#### [Working data]
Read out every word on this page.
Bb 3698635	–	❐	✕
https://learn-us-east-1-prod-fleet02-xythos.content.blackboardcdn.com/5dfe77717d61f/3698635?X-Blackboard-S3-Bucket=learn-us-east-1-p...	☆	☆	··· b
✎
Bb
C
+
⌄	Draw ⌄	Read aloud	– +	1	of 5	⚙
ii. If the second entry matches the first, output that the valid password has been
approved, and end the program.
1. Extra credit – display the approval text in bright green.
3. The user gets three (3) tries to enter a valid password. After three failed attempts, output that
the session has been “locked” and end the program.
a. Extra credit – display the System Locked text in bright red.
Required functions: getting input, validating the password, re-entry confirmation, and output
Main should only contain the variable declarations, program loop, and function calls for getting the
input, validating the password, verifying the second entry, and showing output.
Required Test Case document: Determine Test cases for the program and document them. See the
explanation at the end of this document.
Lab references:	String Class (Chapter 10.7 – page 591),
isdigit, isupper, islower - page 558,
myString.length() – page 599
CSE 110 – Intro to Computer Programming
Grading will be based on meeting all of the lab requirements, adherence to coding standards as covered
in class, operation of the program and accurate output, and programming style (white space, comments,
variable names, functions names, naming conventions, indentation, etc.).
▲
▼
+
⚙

#### [Task description]
Gather each line in these records that contains the string "functions".

#### [Answer to the exercise]
Required functions: getting input, validating the password, re-entry confirmation, and output
variable names, functions names, naming conventions, indentation, etc.).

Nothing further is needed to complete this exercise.